◆ **The exercise**
Copy each line below that includes "정정보도를".

◆ **Supplied information**
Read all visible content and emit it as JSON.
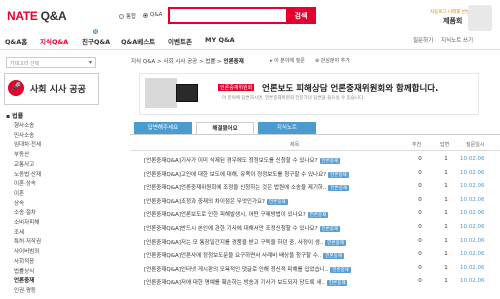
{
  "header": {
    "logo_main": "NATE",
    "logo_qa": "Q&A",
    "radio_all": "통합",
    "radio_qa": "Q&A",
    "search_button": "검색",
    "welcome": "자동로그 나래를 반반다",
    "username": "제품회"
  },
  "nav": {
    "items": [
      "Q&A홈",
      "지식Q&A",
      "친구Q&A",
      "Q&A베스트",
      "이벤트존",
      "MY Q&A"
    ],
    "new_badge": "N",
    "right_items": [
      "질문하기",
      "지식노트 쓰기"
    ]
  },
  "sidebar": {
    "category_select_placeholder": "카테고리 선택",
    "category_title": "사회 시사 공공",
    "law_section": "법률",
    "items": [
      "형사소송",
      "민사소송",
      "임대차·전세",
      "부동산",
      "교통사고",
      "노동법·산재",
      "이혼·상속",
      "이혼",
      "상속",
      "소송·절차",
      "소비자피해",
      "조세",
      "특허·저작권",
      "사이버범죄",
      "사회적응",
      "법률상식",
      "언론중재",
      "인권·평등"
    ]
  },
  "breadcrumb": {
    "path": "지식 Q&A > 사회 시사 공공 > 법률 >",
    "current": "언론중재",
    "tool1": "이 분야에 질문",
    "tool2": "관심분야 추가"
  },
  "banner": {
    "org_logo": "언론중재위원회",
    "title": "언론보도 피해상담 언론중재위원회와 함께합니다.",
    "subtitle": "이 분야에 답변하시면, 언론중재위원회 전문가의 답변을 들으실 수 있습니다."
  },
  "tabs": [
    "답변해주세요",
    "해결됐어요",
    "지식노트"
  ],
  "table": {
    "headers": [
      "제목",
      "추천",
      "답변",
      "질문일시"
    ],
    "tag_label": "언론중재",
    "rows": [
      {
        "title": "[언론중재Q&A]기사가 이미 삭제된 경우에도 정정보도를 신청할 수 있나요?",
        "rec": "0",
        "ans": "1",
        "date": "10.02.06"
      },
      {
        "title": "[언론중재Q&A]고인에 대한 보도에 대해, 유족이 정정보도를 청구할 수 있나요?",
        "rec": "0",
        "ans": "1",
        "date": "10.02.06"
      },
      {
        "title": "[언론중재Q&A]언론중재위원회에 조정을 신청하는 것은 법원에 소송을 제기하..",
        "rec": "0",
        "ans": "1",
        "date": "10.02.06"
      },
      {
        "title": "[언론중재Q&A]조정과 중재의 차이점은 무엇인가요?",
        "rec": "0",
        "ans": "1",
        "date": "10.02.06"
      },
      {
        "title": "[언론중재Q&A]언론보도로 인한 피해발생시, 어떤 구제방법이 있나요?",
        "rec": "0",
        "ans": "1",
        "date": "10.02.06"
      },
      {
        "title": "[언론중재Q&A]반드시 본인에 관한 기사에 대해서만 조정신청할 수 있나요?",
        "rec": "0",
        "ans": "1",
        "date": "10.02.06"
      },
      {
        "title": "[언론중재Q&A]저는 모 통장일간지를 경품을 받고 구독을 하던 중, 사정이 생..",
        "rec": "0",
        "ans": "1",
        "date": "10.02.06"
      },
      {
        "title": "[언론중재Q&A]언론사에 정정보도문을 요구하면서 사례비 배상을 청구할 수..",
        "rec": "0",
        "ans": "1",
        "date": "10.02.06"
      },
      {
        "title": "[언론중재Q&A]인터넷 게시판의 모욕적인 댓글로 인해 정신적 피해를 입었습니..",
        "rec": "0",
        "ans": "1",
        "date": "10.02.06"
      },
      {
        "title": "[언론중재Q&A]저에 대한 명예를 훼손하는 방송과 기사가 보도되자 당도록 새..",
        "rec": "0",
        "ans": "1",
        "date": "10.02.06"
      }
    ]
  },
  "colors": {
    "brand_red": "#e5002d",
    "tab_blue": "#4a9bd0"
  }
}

◆ **Written solution**
        "title": "[언론중재Q&A]기사가 이미 삭제된 경우에도 정정보도를 신청할 수 있나요?",
        "title": "[언론중재Q&A]고인에 대한 보도에 대해, 유족이 정정보도를 청구할 수 있나요?",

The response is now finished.